- WHAT TO PRODUCE: Of the lines below, how many hold the string "変色の原因になります"? Give only the number.

╭──

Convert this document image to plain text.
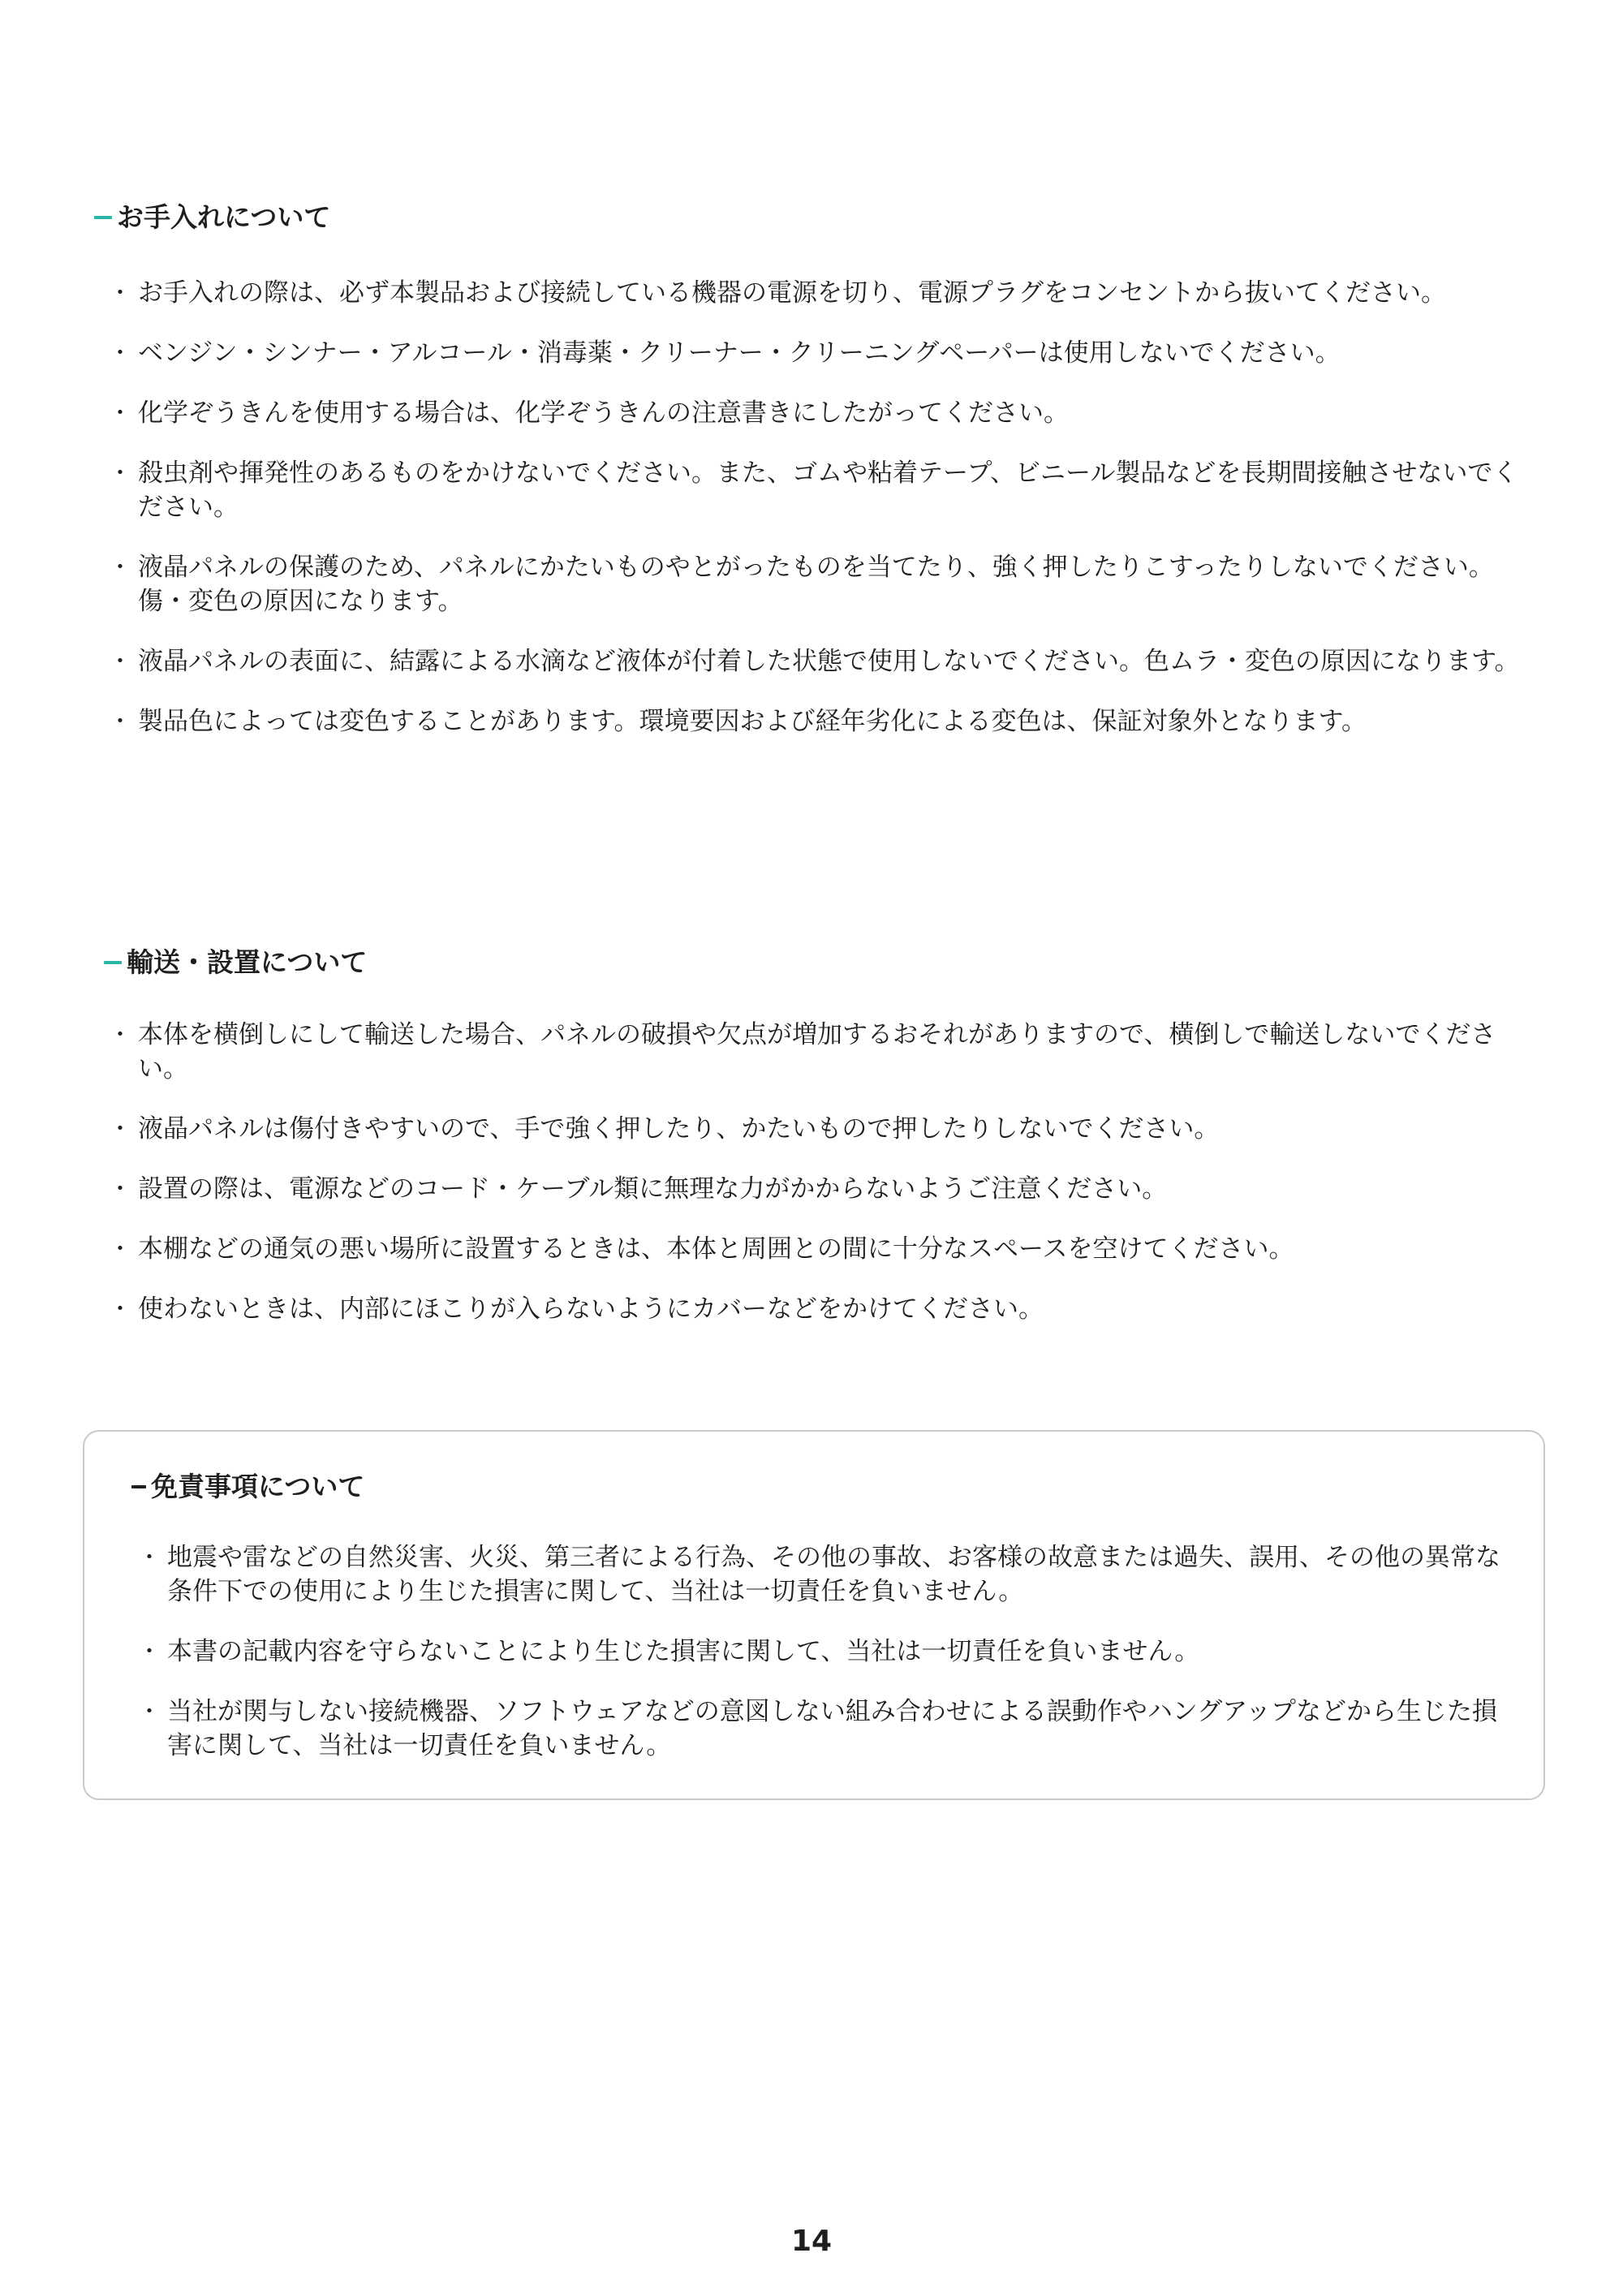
お手入れについて
・ お手入れの際は、必ず本製品および接続している機器の電源を切り、電源プラグをコンセントから抜いてください。
・ ベンジン・シンナー・アルコール・消毒薬・クリーナー・クリーニングペーパーは使用しないでください。
・ 化学ぞうきんを使用する場合は、化学ぞうきんの注意書きにしたがってください。
・ 殺虫剤や揮発性のあるものをかけないでください。また、ゴムや粘着テープ、ビニール製品などを長期間接触させないでください。
・ 液晶パネルの保護のため、パネルにかたいものやとがったものを当てたり、強く押したりこすったりしないでください。傷・変色の原因になります。
・ 液晶パネルの表面に、結露による水滴など液体が付着した状態で使用しないでください。色ムラ・変色の原因になります。
・ 製品色によっては変色することがあります。環境要因および経年劣化による変色は、保証対象外となります。
輸送・設置について
・ 本体を横倒しにして輸送した場合、パネルの破損や欠点が増加するおそれがありますので、横倒しで輸送しないでください。
・ 液晶パネルは傷付きやすいので、手で強く押したり、かたいもので押したりしないでください。
・ 設置の際は、電源などのコード・ケーブル類に無理な力がかからないようご注意ください。
・ 本棚などの通気の悪い場所に設置するときは、本体と周囲との間に十分なスペースを空けてください。
・ 使わないときは、内部にほこりが入らないようにカバーなどをかけてください。
免責事項について
・ 地震や雷などの自然災害、火災、第三者による行為、その他の事故、お客様の故意または過失、誤用、その他の異常な条件下での使用により生じた損害に関して、当社は一切責任を負いません。
・ 本書の記載内容を守らないことにより生じた損害に関して、当社は一切責任を負いません。
・ 当社が関与しない接続機器、ソフトウェアなどの意図しない組み合わせによる誤動作やハングアップなどから生じた損害に関して、当社は一切責任を負いません。
14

╰──

- OUTPUT BELOW: 2